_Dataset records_
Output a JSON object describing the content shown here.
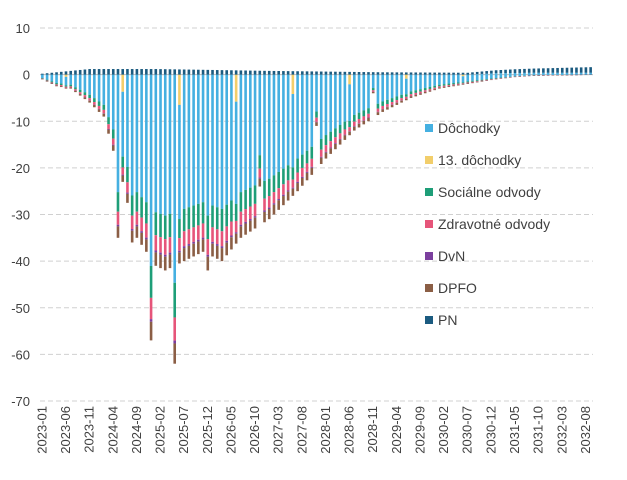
{
  "chart_data": {
    "type": "bar",
    "stacked": true,
    "title": "",
    "xlabel": "",
    "ylabel": "",
    "ylim": [
      -70,
      10
    ],
    "yticks": [
      10,
      0,
      -10,
      -20,
      -30,
      -40,
      -50,
      -60,
      -70
    ],
    "grid": true,
    "legend_position": "right-middle",
    "x_tick_labels": [
      "2023-01",
      "2023-06",
      "2023-11",
      "2024-04",
      "2024-09",
      "2025-02",
      "2025-07",
      "2025-12",
      "2026-05",
      "2026-10",
      "2027-03",
      "2027-08",
      "2028-01",
      "2028-06",
      "2028-11",
      "2029-04",
      "2029-09",
      "2030-02",
      "2030-07",
      "2030-12",
      "2031-05",
      "2031-10",
      "2032-03",
      "2032-08"
    ],
    "series": [
      {
        "name": "Dôchodky",
        "color": "#45b0e1"
      },
      {
        "name": "13. dôchodky",
        "color": "#f2ce6b"
      },
      {
        "name": "Sociálne odvody",
        "color": "#1e9e78"
      },
      {
        "name": "Zdravotné odvody",
        "color": "#e6557a"
      },
      {
        "name": "DvN",
        "color": "#7b3f9e"
      },
      {
        "name": "DPFO",
        "color": "#8b5e45"
      },
      {
        "name": "PN",
        "color": "#1b5b80"
      }
    ],
    "start_month": "2023-01",
    "months": 117,
    "totals_profile": [
      [
        0,
        -1
      ],
      [
        3,
        -2.5
      ],
      [
        6,
        -3
      ],
      [
        10,
        -6
      ],
      [
        13,
        -9
      ],
      [
        16,
        -20
      ],
      [
        20,
        -35
      ],
      [
        24,
        -41
      ],
      [
        26,
        -42
      ],
      [
        30,
        -40
      ],
      [
        34,
        -38
      ],
      [
        38,
        -40
      ],
      [
        42,
        -35
      ],
      [
        48,
        -31
      ],
      [
        54,
        -25
      ],
      [
        60,
        -18
      ],
      [
        66,
        -12
      ],
      [
        72,
        -8
      ],
      [
        78,
        -5
      ],
      [
        84,
        -3
      ],
      [
        90,
        -2
      ],
      [
        96,
        -1
      ],
      [
        100,
        -0.5
      ],
      [
        104,
        -0.2
      ],
      [
        116,
        0
      ]
    ],
    "spikes": {
      "5": -3,
      "16": -35,
      "17": -23,
      "19": -36,
      "23": -57,
      "28": -62,
      "35": -42,
      "46": -24,
      "58": -11,
      "70": -4
    },
    "thirteenth_months": [
      5,
      17,
      29,
      41,
      53,
      65,
      77,
      89,
      101,
      113
    ],
    "component_shares": {
      "Dôchodky": 0.72,
      "Sociálne odvody": 0.12,
      "Zdravotné odvody": 0.08,
      "DvN": 0.01,
      "DPFO": 0.07
    },
    "pn_profile": [
      [
        0,
        0.2
      ],
      [
        10,
        1.2
      ],
      [
        24,
        1.2
      ],
      [
        48,
        0.8
      ],
      [
        72,
        0.5
      ],
      [
        90,
        0.4
      ],
      [
        100,
        0.8
      ],
      [
        116,
        1.2
      ]
    ],
    "positive_dochodky_profile": [
      [
        0,
        0
      ],
      [
        90,
        0
      ],
      [
        96,
        0.3
      ],
      [
        104,
        0.4
      ],
      [
        116,
        0.4
      ]
    ]
  }
}
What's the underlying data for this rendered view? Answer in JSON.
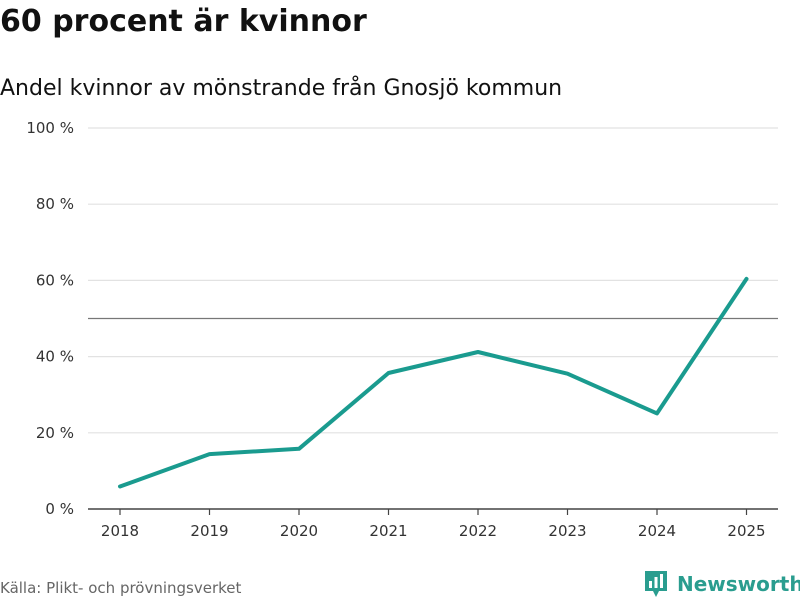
{
  "chart_data": {
    "type": "line",
    "title": "60 procent är kvinnor",
    "subtitle": "Andel kvinnor av mönstrande från Gnosjö kommun",
    "x": [
      "2018",
      "2019",
      "2020",
      "2021",
      "2022",
      "2023",
      "2024",
      "2025"
    ],
    "series": [
      {
        "values": [
          5.9,
          14.4,
          15.8,
          35.7,
          41.2,
          35.5,
          25.1,
          60.4
        ]
      }
    ],
    "y_ticks": [
      {
        "value": 0,
        "label": "0 %"
      },
      {
        "value": 20,
        "label": "20 %"
      },
      {
        "value": 40,
        "label": "40 %"
      },
      {
        "value": 60,
        "label": "60 %"
      },
      {
        "value": 80,
        "label": "80 %"
      },
      {
        "value": 100,
        "label": "100 %"
      }
    ],
    "ylim": [
      0,
      100
    ],
    "reference_line": 50,
    "grid": true,
    "legend": "none",
    "line_color": "#1a9b8f",
    "reference_color": "#777777",
    "grid_color": "#e2e2e2"
  },
  "footer": {
    "source": "Källa: Plikt- och prövningsverket",
    "brand": "Newsworthy",
    "brand_color": "#2a9d8f",
    "brand_icon": "bar-chart-speech-bubble-icon"
  }
}
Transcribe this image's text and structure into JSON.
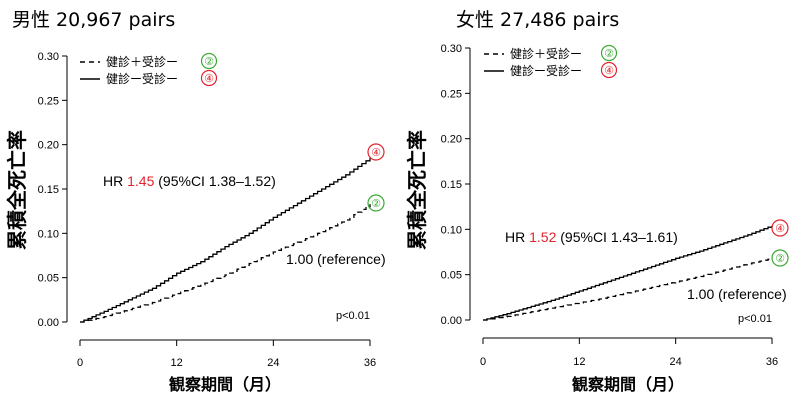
{
  "chart_data": [
    {
      "type": "line",
      "title": "男性 20,967 pairs",
      "xlabel": "観察期間（月）",
      "ylabel": "累積全死亡率",
      "xlim": [
        0,
        36
      ],
      "ylim": [
        0,
        0.3
      ],
      "xticks": [
        0,
        12,
        24,
        36
      ],
      "yticks": [
        "0.00",
        "0.05",
        "0.10",
        "0.15",
        "0.20",
        "0.25",
        "0.30"
      ],
      "legend": [
        {
          "style": "dashed",
          "label": "健診＋受診ー",
          "marker": "②"
        },
        {
          "style": "solid",
          "label": "健診ー受診ー",
          "marker": "④"
        }
      ],
      "hr_text": {
        "prefix": "HR ",
        "value": "1.45",
        "suffix": " (95%CI 1.38–1.52)"
      },
      "reference_text": "1.00 (reference)",
      "p_text": "p<0.01",
      "series": [
        {
          "marker": "④",
          "style": "solid",
          "x": [
            0,
            3,
            6,
            9,
            12,
            15,
            18,
            21,
            24,
            27,
            30,
            33,
            36
          ],
          "y": [
            0,
            0.012,
            0.025,
            0.038,
            0.055,
            0.068,
            0.085,
            0.1,
            0.118,
            0.134,
            0.15,
            0.166,
            0.185
          ]
        },
        {
          "marker": "②",
          "style": "dashed",
          "x": [
            0,
            3,
            6,
            9,
            12,
            15,
            18,
            21,
            24,
            27,
            30,
            33,
            36
          ],
          "y": [
            0,
            0.006,
            0.014,
            0.022,
            0.032,
            0.042,
            0.053,
            0.066,
            0.079,
            0.09,
            0.102,
            0.115,
            0.133
          ]
        }
      ]
    },
    {
      "type": "line",
      "title": "女性 27,486 pairs",
      "xlabel": "観察期間（月）",
      "ylabel": "累積全死亡率",
      "xlim": [
        0,
        36
      ],
      "ylim": [
        0,
        0.3
      ],
      "xticks": [
        0,
        12,
        24,
        36
      ],
      "yticks": [
        "0.00",
        "0.05",
        "0.10",
        "0.15",
        "0.20",
        "0.25",
        "0.30"
      ],
      "legend": [
        {
          "style": "dashed",
          "label": "健診＋受診ー",
          "marker": "②"
        },
        {
          "style": "solid",
          "label": "健診ー受診ー",
          "marker": "④"
        }
      ],
      "hr_text": {
        "prefix": "HR ",
        "value": "1.52",
        "suffix": " (95%CI 1.43–1.61)"
      },
      "reference_text": "1.00 (reference)",
      "p_text": "p<0.01",
      "series": [
        {
          "marker": "④",
          "style": "solid",
          "x": [
            0,
            3,
            6,
            9,
            12,
            15,
            18,
            21,
            24,
            27,
            30,
            33,
            36
          ],
          "y": [
            0,
            0.007,
            0.015,
            0.023,
            0.032,
            0.041,
            0.05,
            0.059,
            0.068,
            0.076,
            0.085,
            0.094,
            0.104
          ]
        },
        {
          "marker": "②",
          "style": "dashed",
          "x": [
            0,
            3,
            6,
            9,
            12,
            15,
            18,
            21,
            24,
            27,
            30,
            33,
            36
          ],
          "y": [
            0,
            0.004,
            0.009,
            0.014,
            0.019,
            0.024,
            0.03,
            0.036,
            0.042,
            0.048,
            0.055,
            0.062,
            0.068
          ]
        }
      ]
    }
  ],
  "colors": {
    "hr_value": "#e0252f",
    "marker_red": "#e0252f",
    "marker_green": "#3aaa35",
    "line": "#000000"
  }
}
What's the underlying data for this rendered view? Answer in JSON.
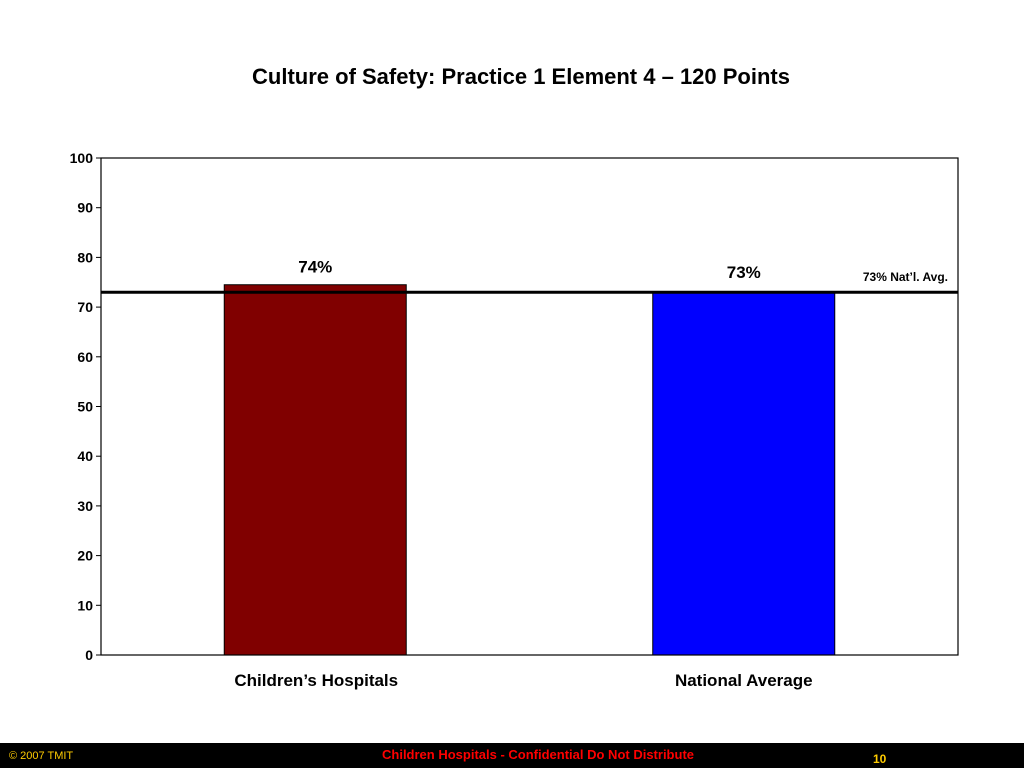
{
  "slide": {
    "title": "Culture of Safety: Practice 1 Element 4 – 120 Points"
  },
  "chart_data": {
    "type": "bar",
    "title": "Culture of Safety: Practice 1 Element 4 – 120 Points",
    "xlabel": "",
    "ylabel": "",
    "categories": [
      "Children’s Hospitals",
      "National Average"
    ],
    "values": [
      74.5,
      73
    ],
    "data_labels": [
      "74%",
      "73%"
    ],
    "bar_colors": [
      "#800000",
      "#0000ff"
    ],
    "ylim": [
      0,
      100
    ],
    "yticks": [
      0,
      10,
      20,
      30,
      40,
      50,
      60,
      70,
      80,
      90,
      100
    ],
    "reference_line": {
      "value": 73,
      "label": "73% Nat’l. Avg.",
      "color": "#000000"
    },
    "grid": false,
    "legend": "none"
  },
  "footer": {
    "copyright": "© 2007 TMIT",
    "confidential": "Children Hospitals - Confidential Do Not Distribute",
    "page_number": "10",
    "background_color": "#000000",
    "accent_color": "#ffcc00",
    "confidential_color": "#ff0000"
  }
}
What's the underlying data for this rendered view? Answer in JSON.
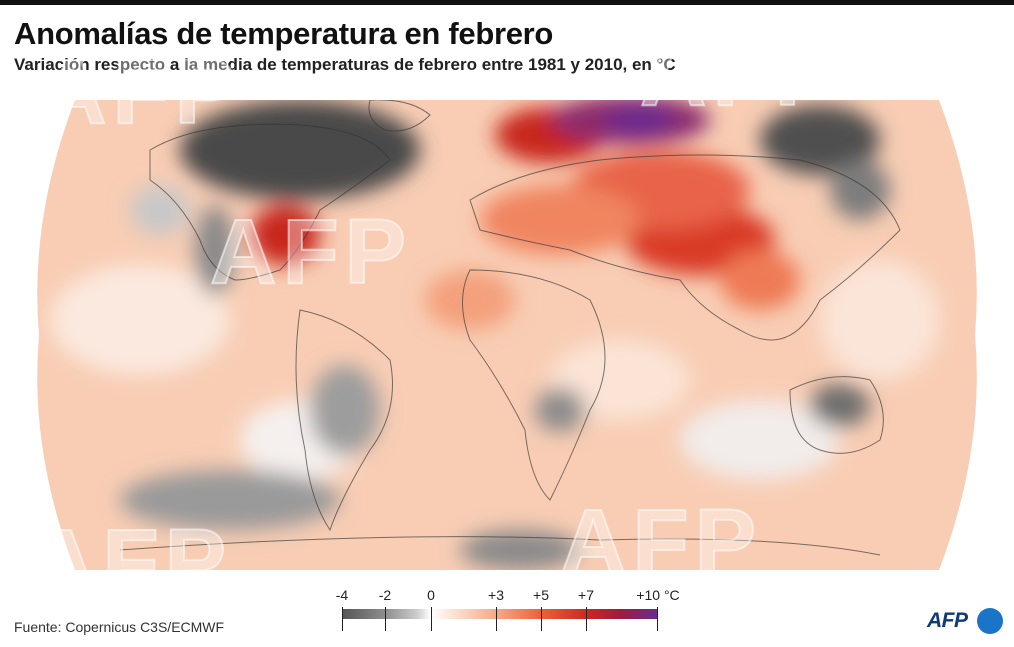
{
  "header": {
    "title": "Anomalías de temperatura en febrero",
    "subtitle": "Variación respecto a la media de temperaturas de febrero entre 1981 y 2010, en °C"
  },
  "legend": {
    "labels": [
      "-4",
      "-2",
      "0",
      "+3",
      "+5",
      "+7",
      "+10 °C"
    ],
    "values": [
      -4,
      -2,
      0,
      3,
      5,
      7,
      10
    ],
    "colors": [
      "#555555",
      "#9a9a9a",
      "#ffffff",
      "#f6a37e",
      "#e85e35",
      "#c8281f",
      "#6a2a8f"
    ]
  },
  "footer": {
    "source": "Fuente: Copernicus C3S/ECMWF",
    "logo_text": "AFP"
  },
  "watermark": {
    "text": "AFP"
  },
  "colors": {
    "ocean_base": "#f8cdb4",
    "cold_strong": "#3f3f3f",
    "cold_mild": "#a9a9a9",
    "warm_mild": "#f6a37e",
    "warm_strong": "#c8281f",
    "warm_extreme": "#6a2a8f",
    "afp_blue": "#1a74c8"
  }
}
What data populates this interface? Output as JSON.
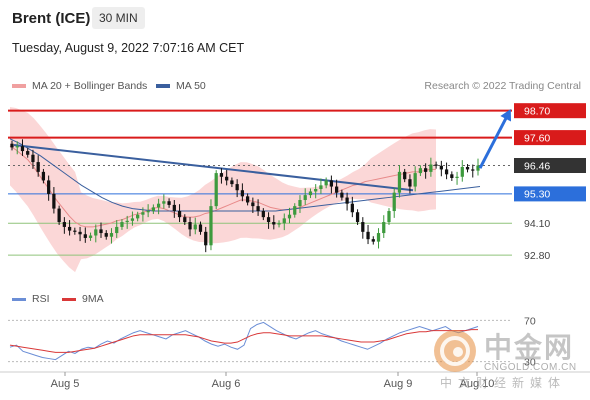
{
  "header": {
    "title": "Brent (ICE)",
    "timeframe": "30 MIN",
    "datetime": "Tuesday, August 9, 2022 7:07:16 AM CET"
  },
  "legend": {
    "bollinger_label": "MA 20 + Bollinger Bands",
    "ma50_label": "MA 50",
    "research": "Research © 2022 Trading Central"
  },
  "rsi_legend": {
    "rsi_label": "RSI",
    "ma9_label": "9MA"
  },
  "watermark": {
    "name": "中金网",
    "url": "CNGOLD.COM.CN",
    "tagline": "中文财经新媒体"
  },
  "colors": {
    "up": "#3d9a3d",
    "down": "#111111",
    "bollinger_fill": "#f9c9c9",
    "ma20": "#e88a8a",
    "ma50": "#3a5f9e",
    "resistance": "#d91b1b",
    "support_blue": "#2c6fdb",
    "support_green": "#8fc37a",
    "trendline": "#3a5f9e",
    "arrow": "#2c6fdb",
    "rsi": "#6b8ed6",
    "ma9": "#d93838"
  },
  "chart_data": {
    "type": "candlestick",
    "instrument": "Brent (ICE)",
    "timeframe": "30 MIN",
    "ylim": [
      91.7,
      99.3
    ],
    "x_ticks": [
      "Aug 5",
      "Aug 6",
      "Aug 9",
      "Aug 10"
    ],
    "levels": [
      {
        "value": 98.7,
        "label": "98.70",
        "kind": "resistance"
      },
      {
        "value": 97.6,
        "label": "97.60",
        "kind": "resistance"
      },
      {
        "value": 96.46,
        "label": "96.46",
        "kind": "current"
      },
      {
        "value": 95.3,
        "label": "95.30",
        "kind": "pivot"
      },
      {
        "value": 94.1,
        "label": "94.10",
        "kind": "support"
      },
      {
        "value": 92.8,
        "label": "92.80",
        "kind": "support"
      }
    ],
    "close_series": [
      97.2,
      97.25,
      97.05,
      96.9,
      96.6,
      96.2,
      95.85,
      95.3,
      94.7,
      94.15,
      93.95,
      93.8,
      93.75,
      93.65,
      93.5,
      93.6,
      93.85,
      93.7,
      93.55,
      93.7,
      93.95,
      94.15,
      94.2,
      94.3,
      94.45,
      94.55,
      94.6,
      94.75,
      94.9,
      95.0,
      94.85,
      94.6,
      94.35,
      94.15,
      93.85,
      94.05,
      93.75,
      93.2,
      94.8,
      96.15,
      96.0,
      95.85,
      95.7,
      95.45,
      95.2,
      94.95,
      94.8,
      94.6,
      94.35,
      94.15,
      94.05,
      94.1,
      94.3,
      94.45,
      94.8,
      95.05,
      95.25,
      95.4,
      95.5,
      95.65,
      95.85,
      95.6,
      95.35,
      95.15,
      94.9,
      94.55,
      94.15,
      93.75,
      93.45,
      93.35,
      93.7,
      94.15,
      94.6,
      95.35,
      96.2,
      95.9,
      95.6,
      96.15,
      96.35,
      96.2,
      96.5,
      96.45,
      96.3,
      96.1,
      95.95,
      96.0,
      96.4,
      96.3,
      96.25,
      96.46
    ],
    "ma20": [
      97.25,
      97.1,
      96.9,
      96.7,
      96.4,
      96.05,
      95.7,
      95.35,
      95.0,
      94.7,
      94.4,
      94.15,
      94.0,
      93.95,
      93.95,
      94.0,
      94.05,
      94.1,
      94.2,
      94.25,
      94.35,
      94.45,
      94.5,
      94.6,
      94.7,
      94.75,
      94.7,
      94.6,
      94.5,
      94.4,
      94.35,
      94.35,
      94.4,
      94.5,
      94.55,
      94.65,
      94.75,
      94.85,
      94.95,
      95.05,
      95.05,
      95.0,
      94.95,
      94.85,
      94.75,
      94.7,
      94.65,
      94.65,
      94.7,
      94.75,
      94.85,
      94.95,
      95.05,
      95.15,
      95.25,
      95.35,
      95.45,
      95.55,
      95.65,
      95.7,
      95.8,
      95.85,
      95.9,
      95.95,
      96.0,
      96.05,
      96.1,
      96.15,
      96.2,
      96.2,
      96.25,
      96.3,
      96.3
    ],
    "ma50": [
      97.55,
      97.35,
      97.1,
      96.85,
      96.55,
      96.25,
      95.95,
      95.65,
      95.4,
      95.15,
      94.95,
      94.8,
      94.7,
      94.65,
      94.6,
      94.6,
      94.6,
      94.6,
      94.6,
      94.6,
      94.6,
      94.6,
      94.6,
      94.6,
      94.6,
      94.6,
      94.6,
      94.65,
      94.7,
      94.75,
      94.8,
      94.85,
      94.9,
      94.95,
      95.0,
      95.05,
      95.1,
      95.15,
      95.2,
      95.25,
      95.3,
      95.35,
      95.4,
      95.45,
      95.5,
      95.55,
      95.6
    ],
    "rsi_levels": [
      {
        "value": 70,
        "label": "70"
      },
      {
        "value": 30,
        "label": "30"
      }
    ],
    "rsi_ylim": [
      20,
      80
    ],
    "rsi_series": [
      44,
      46,
      40,
      38,
      36,
      34,
      33,
      32,
      36,
      40,
      38,
      42,
      44,
      43,
      47,
      50,
      48,
      52,
      55,
      58,
      60,
      58,
      56,
      54,
      52,
      56,
      58,
      60,
      57,
      54,
      50,
      47,
      45,
      47,
      44,
      42,
      46,
      62,
      66,
      68,
      64,
      60,
      57,
      54,
      52,
      55,
      58,
      60,
      57,
      55,
      53,
      50,
      48,
      46,
      44,
      42,
      45,
      48,
      52,
      55,
      58,
      60,
      62,
      64,
      62,
      60,
      62,
      64,
      60,
      58,
      60,
      62,
      64
    ],
    "rsi_ma9": [
      46,
      45,
      44,
      43,
      42,
      41,
      40,
      39,
      39,
      39,
      40,
      41,
      42,
      43,
      45,
      47,
      49,
      51,
      53,
      55,
      56,
      56,
      56,
      56,
      56,
      56,
      56,
      56,
      55,
      54,
      52,
      50,
      49,
      48,
      48,
      49,
      52,
      55,
      57,
      58,
      58,
      57,
      56,
      55,
      55,
      55,
      55,
      55,
      55,
      54,
      53,
      52,
      51,
      50,
      49,
      49,
      49,
      50,
      51,
      53,
      55,
      57,
      58,
      59,
      59,
      60,
      60,
      60,
      60,
      60,
      60,
      61,
      61
    ]
  }
}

_What you have to do_
Copy each line from the data above that includes "febrero".

_Expected answer_
    "title": "Anomalías de temperatura en febrero",
    "subtitle": "Variación respecto a la media de temperaturas de febrero entre 1981 y 2010, en °C"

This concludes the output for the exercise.